*Items:*
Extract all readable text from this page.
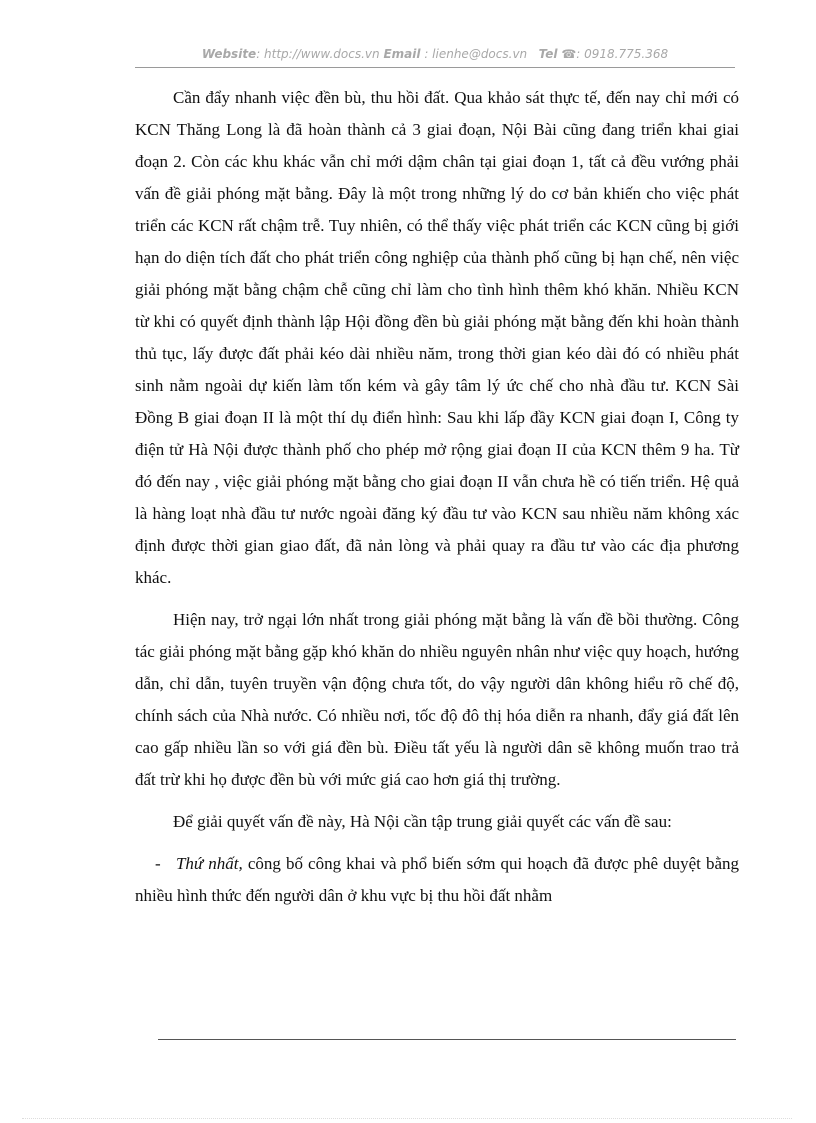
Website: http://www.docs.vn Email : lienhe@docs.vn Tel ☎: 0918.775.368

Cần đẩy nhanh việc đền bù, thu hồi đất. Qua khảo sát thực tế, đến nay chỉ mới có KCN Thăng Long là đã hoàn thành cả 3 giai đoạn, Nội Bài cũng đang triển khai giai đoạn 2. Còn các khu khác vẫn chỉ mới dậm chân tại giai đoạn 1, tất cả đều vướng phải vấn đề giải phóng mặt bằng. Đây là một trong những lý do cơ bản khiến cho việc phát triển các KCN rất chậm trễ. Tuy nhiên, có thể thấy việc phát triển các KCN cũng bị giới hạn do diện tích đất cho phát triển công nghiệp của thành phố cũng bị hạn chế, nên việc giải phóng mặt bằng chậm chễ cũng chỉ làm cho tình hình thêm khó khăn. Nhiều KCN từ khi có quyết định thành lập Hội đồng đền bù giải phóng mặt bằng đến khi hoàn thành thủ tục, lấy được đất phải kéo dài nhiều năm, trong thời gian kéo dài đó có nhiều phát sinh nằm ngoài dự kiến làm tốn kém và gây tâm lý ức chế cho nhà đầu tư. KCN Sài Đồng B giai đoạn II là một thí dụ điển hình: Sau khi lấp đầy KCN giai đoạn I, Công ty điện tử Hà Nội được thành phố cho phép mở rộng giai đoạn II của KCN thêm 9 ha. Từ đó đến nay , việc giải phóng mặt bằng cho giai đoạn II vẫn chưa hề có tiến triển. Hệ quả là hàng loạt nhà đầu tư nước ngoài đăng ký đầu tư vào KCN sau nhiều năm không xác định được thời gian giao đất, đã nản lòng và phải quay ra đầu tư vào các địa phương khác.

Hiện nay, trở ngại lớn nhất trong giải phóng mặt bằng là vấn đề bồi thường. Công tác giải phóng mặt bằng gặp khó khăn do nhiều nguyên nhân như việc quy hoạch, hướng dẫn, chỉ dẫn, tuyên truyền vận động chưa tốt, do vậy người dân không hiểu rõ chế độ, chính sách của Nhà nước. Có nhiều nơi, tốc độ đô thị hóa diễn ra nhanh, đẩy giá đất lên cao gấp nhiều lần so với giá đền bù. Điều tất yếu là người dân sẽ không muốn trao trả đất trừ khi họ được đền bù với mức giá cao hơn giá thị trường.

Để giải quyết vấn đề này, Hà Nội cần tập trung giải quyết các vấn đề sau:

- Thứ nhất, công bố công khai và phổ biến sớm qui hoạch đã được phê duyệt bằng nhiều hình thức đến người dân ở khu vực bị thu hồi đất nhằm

---

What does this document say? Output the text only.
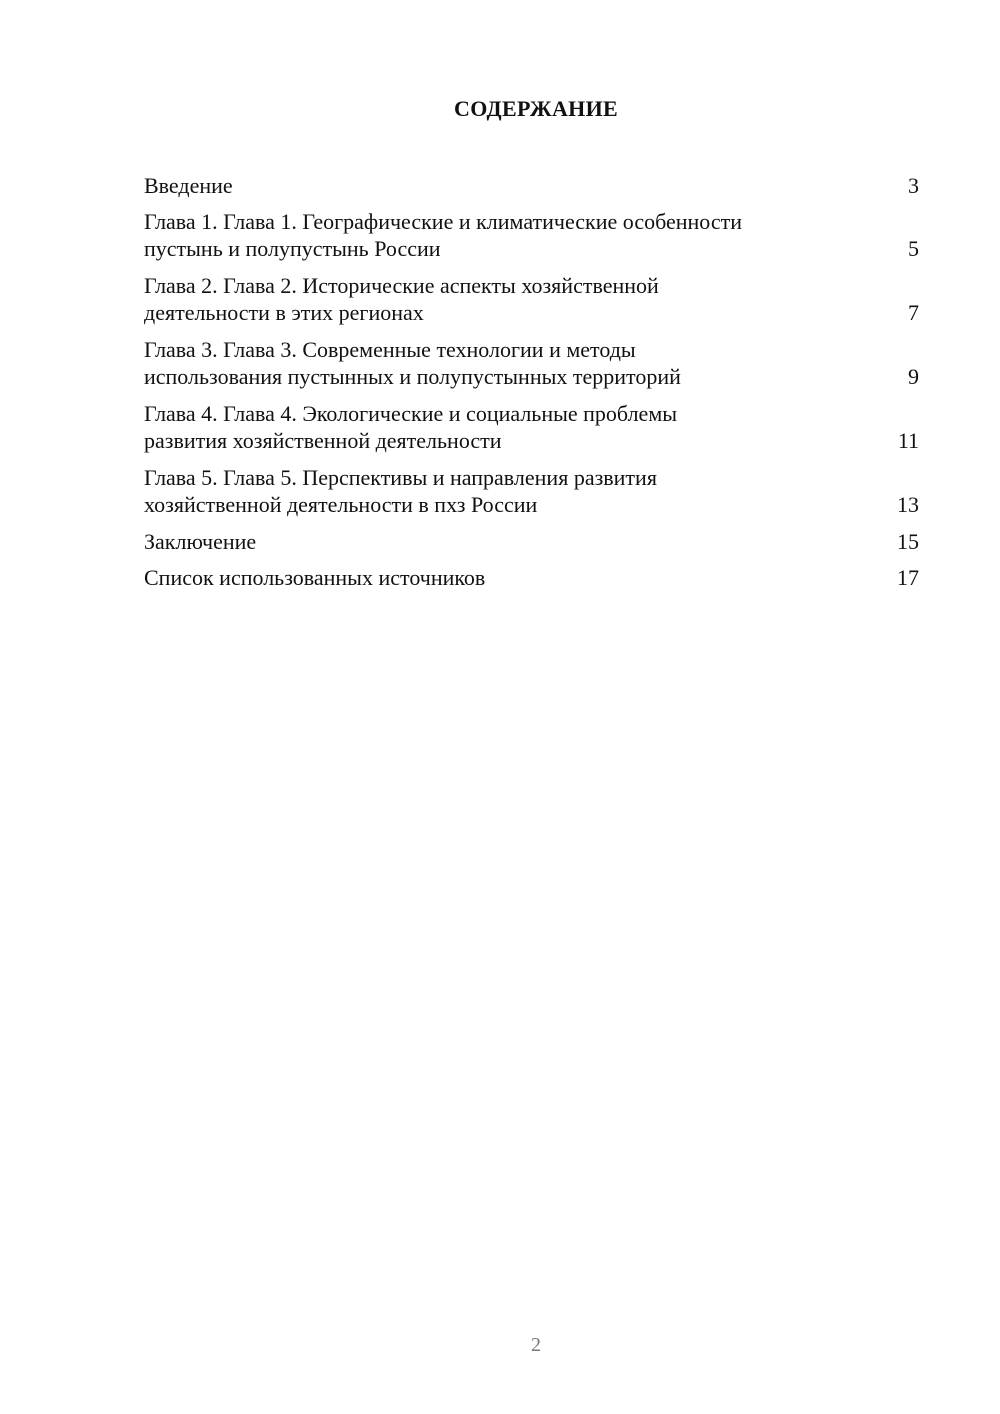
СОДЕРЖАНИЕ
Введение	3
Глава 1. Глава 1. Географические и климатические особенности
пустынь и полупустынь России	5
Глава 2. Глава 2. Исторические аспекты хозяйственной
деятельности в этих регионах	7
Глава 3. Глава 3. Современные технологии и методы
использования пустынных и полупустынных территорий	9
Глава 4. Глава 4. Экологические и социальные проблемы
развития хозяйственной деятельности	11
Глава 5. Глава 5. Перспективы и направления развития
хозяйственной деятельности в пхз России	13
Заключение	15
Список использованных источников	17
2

*What the task asks:*
Show every line in the entries where the string "Глава" occurs.

*The reply:*
Глава 1. Глава 1. Географические и климатические особенности
Глава 2. Глава 2. Исторические аспекты хозяйственной
Глава 3. Глава 3. Современные технологии и методы
Глава 4. Глава 4. Экологические и социальные проблемы
Глава 5. Глава 5. Перспективы и направления развития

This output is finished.